═══ Material supplied

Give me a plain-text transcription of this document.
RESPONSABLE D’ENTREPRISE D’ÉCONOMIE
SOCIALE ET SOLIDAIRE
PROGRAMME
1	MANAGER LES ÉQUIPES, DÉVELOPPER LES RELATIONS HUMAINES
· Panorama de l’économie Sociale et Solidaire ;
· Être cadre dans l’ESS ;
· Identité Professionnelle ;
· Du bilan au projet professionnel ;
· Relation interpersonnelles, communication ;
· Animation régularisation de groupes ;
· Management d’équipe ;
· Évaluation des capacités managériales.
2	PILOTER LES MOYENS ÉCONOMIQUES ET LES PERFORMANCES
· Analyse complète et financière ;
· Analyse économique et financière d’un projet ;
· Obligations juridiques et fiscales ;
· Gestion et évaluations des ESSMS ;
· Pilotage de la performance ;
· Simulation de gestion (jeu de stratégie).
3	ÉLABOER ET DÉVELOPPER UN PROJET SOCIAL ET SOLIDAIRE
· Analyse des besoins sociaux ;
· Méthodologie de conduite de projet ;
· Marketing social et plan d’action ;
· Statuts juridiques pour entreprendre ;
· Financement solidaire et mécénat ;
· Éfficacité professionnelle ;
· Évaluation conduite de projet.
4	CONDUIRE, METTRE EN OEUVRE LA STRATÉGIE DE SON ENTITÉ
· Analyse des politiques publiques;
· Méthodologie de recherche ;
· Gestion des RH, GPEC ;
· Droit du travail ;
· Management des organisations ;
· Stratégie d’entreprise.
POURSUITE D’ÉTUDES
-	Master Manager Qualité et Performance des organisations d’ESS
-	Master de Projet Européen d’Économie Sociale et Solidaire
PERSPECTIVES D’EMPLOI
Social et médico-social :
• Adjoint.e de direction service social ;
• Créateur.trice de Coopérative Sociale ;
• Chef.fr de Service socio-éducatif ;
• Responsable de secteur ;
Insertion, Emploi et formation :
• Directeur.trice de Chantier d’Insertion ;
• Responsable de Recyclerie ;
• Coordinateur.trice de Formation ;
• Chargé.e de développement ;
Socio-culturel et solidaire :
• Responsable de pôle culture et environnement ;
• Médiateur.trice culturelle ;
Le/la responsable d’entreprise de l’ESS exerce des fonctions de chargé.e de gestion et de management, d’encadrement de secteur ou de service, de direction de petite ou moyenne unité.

══════

Give an exact repetition of all the material.

◆ Result of the exercise
Give me a plain-text transcription of this document.
RESPONSABLE D’ENTREPRISE D’ÉCONOMIE
SOCIALE ET SOLIDAIRE
PROGRAMME
1	MANAGER LES ÉQUIPES, DÉVELOPPER LES RELATIONS HUMAINES
· Panorama de l’économie Sociale et Solidaire ;
· Être cadre dans l’ESS ;
· Identité Professionnelle ;
· Du bilan au projet professionnel ;
· Relation interpersonnelles, communication ;
· Animation régularisation de groupes ;
· Management d’équipe ;
· Évaluation des capacités managériales.
2	PILOTER LES MOYENS ÉCONOMIQUES ET LES PERFORMANCES
· Analyse complète et financière ;
· Analyse économique et financière d’un projet ;
· Obligations juridiques et fiscales ;
· Gestion et évaluations des ESSMS ;
· Pilotage de la performance ;
· Simulation de gestion (jeu de stratégie).
3	ÉLABOER ET DÉVELOPPER UN PROJET SOCIAL ET SOLIDAIRE
· Analyse des besoins sociaux ;
· Méthodologie de conduite de projet ;
· Marketing social et plan d’action ;
· Statuts juridiques pour entreprendre ;
· Financement solidaire et mécénat ;
· Éfficacité professionnelle ;
· Évaluation conduite de projet.
4	CONDUIRE, METTRE EN OEUVRE LA STRATÉGIE DE SON ENTITÉ
· Analyse des politiques publiques;
· Méthodologie de recherche ;
· Gestion des RH, GPEC ;
· Droit du travail ;
· Management des organisations ;
· Stratégie d’entreprise.
POURSUITE D’ÉTUDES
-	Master Manager Qualité et Performance des organisations d’ESS
-	Master de Projet Européen d’Économie Sociale et Solidaire
PERSPECTIVES D’EMPLOI
Social et médico-social :
• Adjoint.e de direction service social ;
• Créateur.trice de Coopérative Sociale ;
• Chef.fr de Service socio-éducatif ;
• Responsable de secteur ;
Insertion, Emploi et formation :
• Directeur.trice de Chantier d’Insertion ;
• Responsable de Recyclerie ;
• Coordinateur.trice de Formation ;
• Chargé.e de développement ;
Socio-culturel et solidaire :
• Responsable de pôle culture et environnement ;
• Médiateur.trice culturelle ;
Le/la responsable d’entreprise de l’ESS exerce des fonctions de chargé.e de gestion et de management, d’encadrement de secteur ou de service, de direction de petite ou moyenne unité.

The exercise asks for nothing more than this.